*Problem*: Print every line of the records below without changing anything.

======== Given records

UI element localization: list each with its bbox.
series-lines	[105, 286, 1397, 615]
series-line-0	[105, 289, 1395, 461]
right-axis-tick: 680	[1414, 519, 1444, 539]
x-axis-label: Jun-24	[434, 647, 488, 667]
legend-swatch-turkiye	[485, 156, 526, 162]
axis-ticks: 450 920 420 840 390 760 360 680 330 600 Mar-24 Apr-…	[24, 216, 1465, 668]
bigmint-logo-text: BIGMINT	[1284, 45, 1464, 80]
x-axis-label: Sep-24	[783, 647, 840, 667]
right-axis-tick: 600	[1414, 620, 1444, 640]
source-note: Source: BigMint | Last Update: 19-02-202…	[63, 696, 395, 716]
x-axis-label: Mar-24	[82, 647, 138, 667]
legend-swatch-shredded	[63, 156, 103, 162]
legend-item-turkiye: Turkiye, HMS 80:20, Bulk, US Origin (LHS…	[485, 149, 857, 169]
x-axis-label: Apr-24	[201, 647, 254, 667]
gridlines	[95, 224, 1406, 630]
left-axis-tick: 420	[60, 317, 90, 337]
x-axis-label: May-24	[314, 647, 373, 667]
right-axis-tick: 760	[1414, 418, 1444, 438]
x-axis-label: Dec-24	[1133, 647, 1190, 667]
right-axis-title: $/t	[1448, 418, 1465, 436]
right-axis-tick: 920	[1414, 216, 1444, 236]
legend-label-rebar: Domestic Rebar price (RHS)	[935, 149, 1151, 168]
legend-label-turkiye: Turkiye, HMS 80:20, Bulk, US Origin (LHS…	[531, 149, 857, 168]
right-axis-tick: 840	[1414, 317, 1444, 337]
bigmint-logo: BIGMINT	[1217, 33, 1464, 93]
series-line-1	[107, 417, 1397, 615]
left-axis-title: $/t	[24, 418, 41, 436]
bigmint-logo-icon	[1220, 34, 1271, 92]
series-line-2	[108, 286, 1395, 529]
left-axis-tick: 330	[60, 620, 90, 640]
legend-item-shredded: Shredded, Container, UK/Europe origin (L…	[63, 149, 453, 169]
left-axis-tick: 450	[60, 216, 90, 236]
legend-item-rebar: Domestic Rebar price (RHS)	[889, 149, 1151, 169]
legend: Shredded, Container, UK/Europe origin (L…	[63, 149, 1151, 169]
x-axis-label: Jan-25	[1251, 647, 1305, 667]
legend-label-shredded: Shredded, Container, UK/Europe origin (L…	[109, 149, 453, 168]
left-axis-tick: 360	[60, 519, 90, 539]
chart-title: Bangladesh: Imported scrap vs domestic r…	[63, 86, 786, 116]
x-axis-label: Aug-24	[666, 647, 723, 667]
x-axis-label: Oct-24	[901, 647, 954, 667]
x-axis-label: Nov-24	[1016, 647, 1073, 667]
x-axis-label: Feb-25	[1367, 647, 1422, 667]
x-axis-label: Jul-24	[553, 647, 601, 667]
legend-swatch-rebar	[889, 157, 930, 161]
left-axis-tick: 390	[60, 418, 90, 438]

================

*Answer for the task*:
UI element localization: list each with its bbox.
series-lines	[105, 286, 1397, 615]
series-line-0	[105, 289, 1395, 461]
right-axis-tick: 680	[1414, 519, 1444, 539]
x-axis-label: Jun-24	[434, 647, 488, 667]
legend-swatch-turkiye	[485, 156, 526, 162]
axis-ticks: 450 920 420 840 390 760 360 680 330 600 Mar-24 Apr-…	[24, 216, 1465, 668]
bigmint-logo-text: BIGMINT	[1284, 45, 1464, 80]
x-axis-label: Sep-24	[783, 647, 840, 667]
right-axis-tick: 600	[1414, 620, 1444, 640]
source-note: Source: BigMint | Last Update: 19-02-202…	[63, 696, 395, 716]
x-axis-label: Mar-24	[82, 647, 138, 667]
legend-swatch-shredded	[63, 156, 103, 162]
legend-item-turkiye: Turkiye, HMS 80:20, Bulk, US Origin (LHS…	[485, 149, 857, 169]
x-axis-label: Apr-24	[201, 647, 254, 667]
gridlines	[95, 224, 1406, 630]
left-axis-tick: 420	[60, 317, 90, 337]
x-axis-label: May-24	[314, 647, 373, 667]
right-axis-tick: 760	[1414, 418, 1444, 438]
x-axis-label: Dec-24	[1133, 647, 1190, 667]
right-axis-title: $/t	[1448, 418, 1465, 436]
right-axis-tick: 920	[1414, 216, 1444, 236]
legend-label-rebar: Domestic Rebar price (RHS)	[935, 149, 1151, 168]
legend-label-turkiye: Turkiye, HMS 80:20, Bulk, US Origin (LHS…	[531, 149, 857, 168]
right-axis-tick: 840	[1414, 317, 1444, 337]
bigmint-logo: BIGMINT	[1217, 33, 1464, 93]
series-line-1	[107, 417, 1397, 615]
left-axis-title: $/t	[24, 418, 41, 436]
bigmint-logo-icon	[1220, 34, 1271, 92]
series-line-2	[108, 286, 1395, 529]
left-axis-tick: 330	[60, 620, 90, 640]
legend-item-shredded: Shredded, Container, UK/Europe origin (L…	[63, 149, 453, 169]
left-axis-tick: 450	[60, 216, 90, 236]
legend-item-rebar: Domestic Rebar price (RHS)	[889, 149, 1151, 169]
legend: Shredded, Container, UK/Europe origin (L…	[63, 149, 1151, 169]
x-axis-label: Jan-25	[1251, 647, 1305, 667]
legend-label-shredded: Shredded, Container, UK/Europe origin (L…	[109, 149, 453, 168]
left-axis-tick: 360	[60, 519, 90, 539]
chart-title: Bangladesh: Imported scrap vs domestic r…	[63, 86, 786, 116]
x-axis-label: Aug-24	[666, 647, 723, 667]
x-axis-label: Oct-24	[901, 647, 954, 667]
x-axis-label: Nov-24	[1016, 647, 1073, 667]
x-axis-label: Feb-25	[1367, 647, 1422, 667]
x-axis-label: Jul-24	[553, 647, 601, 667]
legend-swatch-rebar	[889, 157, 930, 161]
left-axis-tick: 390	[60, 418, 90, 438]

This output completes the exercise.